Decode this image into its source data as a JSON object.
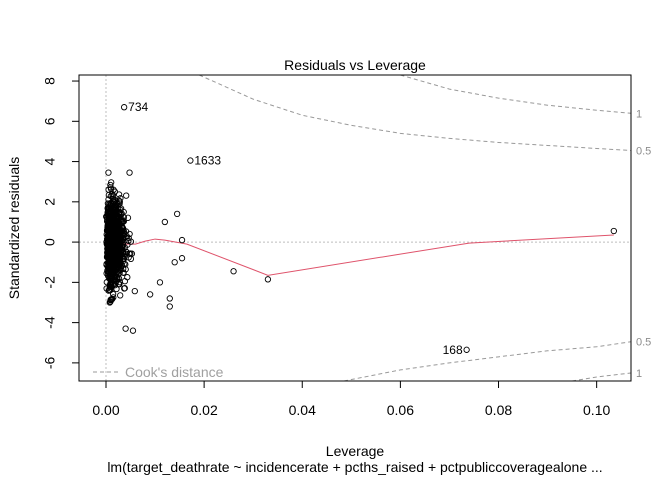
{
  "chart_data": {
    "type": "scatter",
    "title": "Residuals vs Leverage",
    "xlabel": "Leverage",
    "ylabel": "Standardized residuals",
    "subtitle": "lm(target_deathrate ~ incidencerate + pcths_raised + pctpubliccoveragealone ...",
    "xlim": [
      -0.0055,
      0.107
    ],
    "ylim": [
      -6.9,
      8.3
    ],
    "x_ticks": [
      0.0,
      0.02,
      0.04,
      0.06,
      0.08,
      0.1
    ],
    "x_tick_labels": [
      "0.00",
      "0.02",
      "0.04",
      "0.06",
      "0.08",
      "0.10"
    ],
    "y_ticks": [
      -6,
      -4,
      -2,
      0,
      2,
      4,
      6,
      8
    ],
    "y_tick_labels": [
      "-6",
      "-4",
      "-2",
      "0",
      "2",
      "4",
      "6",
      "8"
    ],
    "legend": {
      "label": "Cook's distance",
      "position": "bottom-left"
    },
    "colors": {
      "points": "#000000",
      "smoother": "#DF536B",
      "cook": "#999999",
      "reference": "#bebebe"
    },
    "labeled_points": [
      {
        "label": "734",
        "x": 0.0037,
        "y": 6.7
      },
      {
        "label": "1633",
        "x": 0.0172,
        "y": 4.05
      },
      {
        "label": "168",
        "x": 0.0735,
        "y": -5.35
      }
    ],
    "outer_points": [
      {
        "x": 0.1035,
        "y": 0.55
      },
      {
        "x": 0.033,
        "y": -1.85
      },
      {
        "x": 0.026,
        "y": -1.45
      },
      {
        "x": 0.004,
        "y": -4.3
      },
      {
        "x": 0.0055,
        "y": -4.4
      },
      {
        "x": 0.013,
        "y": -2.8
      },
      {
        "x": 0.013,
        "y": -3.2
      },
      {
        "x": 0.0145,
        "y": 1.4
      },
      {
        "x": 0.0155,
        "y": 0.1
      },
      {
        "x": 0.0155,
        "y": -0.8
      },
      {
        "x": 0.014,
        "y": -1.0
      },
      {
        "x": 0.0005,
        "y": 3.45
      },
      {
        "x": 0.0048,
        "y": 3.45
      },
      {
        "x": 0.012,
        "y": 1.0
      },
      {
        "x": 0.011,
        "y": -2.0
      },
      {
        "x": 0.009,
        "y": -2.6
      }
    ],
    "cluster": {
      "n": 1000,
      "x_center": 0.002,
      "x_spread": 0.0035,
      "x_max": 0.011,
      "y_sd": 1.0,
      "y_min": -3.0,
      "y_max": 3.0
    },
    "smoother": {
      "x": [
        0.0002,
        0.002,
        0.004,
        0.006,
        0.008,
        0.01,
        0.012,
        0.0165,
        0.033,
        0.074,
        0.1035
      ],
      "y": [
        0.15,
        0.0,
        -0.1,
        -0.1,
        0.05,
        0.15,
        0.1,
        -0.1,
        -1.65,
        -0.05,
        0.35
      ]
    },
    "cook_contours": [
      {
        "label": "0.5",
        "side": "upper",
        "x": [
          0.019,
          0.03,
          0.04,
          0.05,
          0.06,
          0.07,
          0.08,
          0.09,
          0.1,
          0.107
        ],
        "y": [
          8.3,
          7.1,
          6.3,
          5.8,
          5.4,
          5.15,
          4.95,
          4.8,
          4.65,
          4.55
        ]
      },
      {
        "label": "1",
        "side": "upper",
        "x": [
          0.06,
          0.07,
          0.08,
          0.09,
          0.1,
          0.107
        ],
        "y": [
          8.3,
          7.6,
          7.15,
          6.8,
          6.55,
          6.4
        ]
      },
      {
        "label": "0.5",
        "side": "lower",
        "x": [
          0.0485,
          0.06,
          0.07,
          0.08,
          0.09,
          0.1,
          0.107
        ],
        "y": [
          -6.9,
          -6.35,
          -6.0,
          -5.7,
          -5.4,
          -5.2,
          -4.95
        ]
      },
      {
        "label": "1",
        "side": "lower",
        "x": [
          0.095,
          0.1,
          0.107
        ],
        "y": [
          -6.9,
          -6.7,
          -6.5
        ]
      }
    ]
  }
}
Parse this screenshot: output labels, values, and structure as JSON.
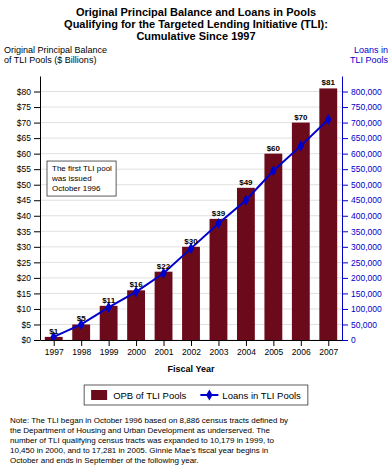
....................
» **Exercise task**: From the listing above, pick out each line where the word "Leverage" appears.

» **Result of this task**:
    "title": "Residuals vs Leverage",
    "xlabel": "Leverage",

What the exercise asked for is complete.